As I once heard Nat Ozmon say, sometimes “trite is right.”
Previously, I’ve discussed IPIs 3.08, 15.01, and 30.21. Today, let’s cover the most basic and also most underused instruction, IPI 1.01.
Most important, they are your deciders. I won’t say it ever happened with me, but I have heard stories—crazy stories—of a judge maybe not paying attention for a moment, maybe missing a point. Maybe not feeling that he needs to know that point because he does not have to make the decision. Maybe knowing that if it ever comes to it, he could look at the transcript, but feeling it far more important that the jurors heard it. Yes, I won’t say it ever happened to me.
The lesson is, treat your jurors as you treat your judge. Talk to them. Make sure they are following you. Look at their faces and expressions and make eye contact. Make sure they can hear you. Make sure they can actually see and read your exhibits. How many times have I seen lawyers posting slides that no one can actually read!? Beautiful and important graphs and notes which do them no good at all because the jurors cannot see them. Don’t turn your back on them. Respect them. Respect their time and commitment. They are going to decide your case and usually the judge is going to go along with their decision.
The next point is, we tell the jurors what they may and may not use for their decision:
May use: evidence, reasonable inferences from the evidence, exhibits admitted, common sense from their experiences in life, the juror’s own notes, everything that happens in the court room, and most important, the juror’s own memory.
______
*DIRECTIONS FOR THIS TASK:* Carry on the text about jury instruction IPI 1.01 from where it stops. The listing that comes next has no connection to the text about jury instruction IPI 1.01.

(Stored data entries)
______
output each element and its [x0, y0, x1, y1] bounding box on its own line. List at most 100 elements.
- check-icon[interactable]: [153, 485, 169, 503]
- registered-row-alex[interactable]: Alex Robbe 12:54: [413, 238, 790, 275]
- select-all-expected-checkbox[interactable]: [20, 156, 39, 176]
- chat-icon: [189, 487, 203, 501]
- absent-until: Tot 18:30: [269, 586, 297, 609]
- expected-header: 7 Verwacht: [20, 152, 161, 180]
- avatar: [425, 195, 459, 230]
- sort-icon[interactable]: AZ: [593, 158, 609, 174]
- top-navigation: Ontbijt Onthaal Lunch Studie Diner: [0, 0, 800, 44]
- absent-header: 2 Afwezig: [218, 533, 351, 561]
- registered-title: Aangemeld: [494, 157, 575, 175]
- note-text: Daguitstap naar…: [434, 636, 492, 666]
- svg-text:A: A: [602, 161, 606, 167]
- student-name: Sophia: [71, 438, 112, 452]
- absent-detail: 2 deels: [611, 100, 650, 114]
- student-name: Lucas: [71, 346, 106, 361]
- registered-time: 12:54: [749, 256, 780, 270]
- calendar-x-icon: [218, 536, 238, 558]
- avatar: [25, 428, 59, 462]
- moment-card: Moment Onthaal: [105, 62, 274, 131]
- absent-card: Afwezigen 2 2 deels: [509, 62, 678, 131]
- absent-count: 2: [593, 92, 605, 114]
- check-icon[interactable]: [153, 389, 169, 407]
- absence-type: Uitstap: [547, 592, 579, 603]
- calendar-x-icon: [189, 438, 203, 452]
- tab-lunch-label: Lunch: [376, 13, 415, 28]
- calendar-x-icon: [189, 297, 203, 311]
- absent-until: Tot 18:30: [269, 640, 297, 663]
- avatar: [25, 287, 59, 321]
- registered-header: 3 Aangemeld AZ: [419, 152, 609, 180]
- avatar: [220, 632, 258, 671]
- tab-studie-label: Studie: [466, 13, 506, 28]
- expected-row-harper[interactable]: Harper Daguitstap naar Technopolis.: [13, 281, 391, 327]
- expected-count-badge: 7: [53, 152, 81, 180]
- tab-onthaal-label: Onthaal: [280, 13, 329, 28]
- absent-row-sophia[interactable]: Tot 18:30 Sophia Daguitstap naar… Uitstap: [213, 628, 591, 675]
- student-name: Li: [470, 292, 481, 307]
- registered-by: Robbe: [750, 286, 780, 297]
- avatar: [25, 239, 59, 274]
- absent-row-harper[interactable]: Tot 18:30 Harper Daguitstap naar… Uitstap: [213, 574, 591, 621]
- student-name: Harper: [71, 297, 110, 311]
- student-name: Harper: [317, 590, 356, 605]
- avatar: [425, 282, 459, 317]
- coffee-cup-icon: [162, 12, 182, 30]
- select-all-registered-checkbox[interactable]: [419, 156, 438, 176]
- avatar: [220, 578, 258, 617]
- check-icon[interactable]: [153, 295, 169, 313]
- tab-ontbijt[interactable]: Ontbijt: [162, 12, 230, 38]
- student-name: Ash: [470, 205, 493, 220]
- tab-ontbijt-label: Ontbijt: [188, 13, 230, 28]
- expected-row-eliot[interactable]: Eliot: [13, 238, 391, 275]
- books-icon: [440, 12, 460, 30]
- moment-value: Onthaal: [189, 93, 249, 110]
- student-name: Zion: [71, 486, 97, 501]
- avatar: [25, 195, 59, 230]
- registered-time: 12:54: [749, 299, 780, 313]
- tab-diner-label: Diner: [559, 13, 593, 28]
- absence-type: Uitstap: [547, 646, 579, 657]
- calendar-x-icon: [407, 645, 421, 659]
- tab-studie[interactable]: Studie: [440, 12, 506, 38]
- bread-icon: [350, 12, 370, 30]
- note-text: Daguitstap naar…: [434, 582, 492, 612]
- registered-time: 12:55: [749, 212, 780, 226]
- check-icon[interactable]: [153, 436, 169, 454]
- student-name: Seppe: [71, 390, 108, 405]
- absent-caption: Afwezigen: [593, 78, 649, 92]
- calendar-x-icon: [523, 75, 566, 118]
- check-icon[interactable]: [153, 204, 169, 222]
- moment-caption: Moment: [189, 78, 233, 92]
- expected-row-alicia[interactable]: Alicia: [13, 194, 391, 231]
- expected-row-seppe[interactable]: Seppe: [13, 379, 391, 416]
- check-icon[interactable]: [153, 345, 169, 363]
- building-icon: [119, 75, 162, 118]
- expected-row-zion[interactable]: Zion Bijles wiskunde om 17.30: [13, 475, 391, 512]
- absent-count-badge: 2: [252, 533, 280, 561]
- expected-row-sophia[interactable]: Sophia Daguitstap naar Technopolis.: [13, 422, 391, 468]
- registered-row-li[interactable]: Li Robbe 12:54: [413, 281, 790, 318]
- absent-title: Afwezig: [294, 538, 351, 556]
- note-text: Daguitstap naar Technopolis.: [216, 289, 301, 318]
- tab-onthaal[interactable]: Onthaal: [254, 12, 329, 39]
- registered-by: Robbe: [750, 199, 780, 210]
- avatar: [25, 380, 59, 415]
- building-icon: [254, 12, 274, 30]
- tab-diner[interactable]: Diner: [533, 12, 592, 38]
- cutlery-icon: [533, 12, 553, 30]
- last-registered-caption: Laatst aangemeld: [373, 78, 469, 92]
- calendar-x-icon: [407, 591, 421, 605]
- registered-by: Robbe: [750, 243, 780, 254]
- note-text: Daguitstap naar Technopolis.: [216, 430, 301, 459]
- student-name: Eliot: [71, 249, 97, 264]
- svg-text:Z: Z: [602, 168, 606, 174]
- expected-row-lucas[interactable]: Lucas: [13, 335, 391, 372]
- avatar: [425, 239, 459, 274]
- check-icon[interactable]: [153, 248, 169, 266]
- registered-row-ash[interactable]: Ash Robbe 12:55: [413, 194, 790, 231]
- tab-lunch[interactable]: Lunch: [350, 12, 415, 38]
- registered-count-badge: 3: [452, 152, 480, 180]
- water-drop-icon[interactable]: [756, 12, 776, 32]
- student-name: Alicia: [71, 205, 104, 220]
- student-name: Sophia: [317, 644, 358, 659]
______
*YOUR RESPONSE:*
May not use: speculation, prejudice, sympathy, independent investigation, internet, TV, radio, discussions with anyone else, transcripts (usually), statements or arguments of counsel unsupported by evidence, movies and videos of the event (actually becoming more common), anything stricken by the court.
So here’s how that might play out at trial:
Lawyer #1: “Objection!! That’s not the evidence!!”
Lawyer #2: “Judge, it is most certainly a reasonable inference from the evidence.”
Lawyer #1: “No, it’s just speculation!”
Lawyer #2: “It’s not speculation, it’s common sense.”
Lawyer #1: “It’s prejudice!”
Lawyer #2: “No, Judge, it’s argument based on evidence.”
Contrary to what some defense attorneys argue, jurors are never told to disregard their emotions in their decision. In fact, many of the instructions tell them they must consider emotion. And that’s truth because the reality is we make most of our important decisions from our emotions.
Of all the factors on which they must base their decision, we tell them most repeatedly to use their own memory. That means a trial lawyer must create memories. Memories, not dreams. You have to keep them awake and attentive to the points you want them to remember. Important points have to be carved out of the muddle by impact. Only points made with impact are going to survive a multi-witness trial and make it into a juror's memory when deliberating.
A final point for today is subparagraph 5 in which we give jurors nine factors to evaluate credibility of witnesses of which they are the sole judges.
Those nine factors are:
- ability to observe
- opportunity to observe
- prior inconsistent statement or act
Review and use those nine factors before every deposition and for every direct and cross exam of every witness. Which ones help, which ones hurt? At the end of the case, you’re going to say, “The judge will tell you to consider____ in assessing credibility. When you think about the testimony of Witness A you need to consider____.”
Every time I review the instructions, I find new nuggets. If you want to cross the finish line, you need to know where it is. Instructions are the finish line.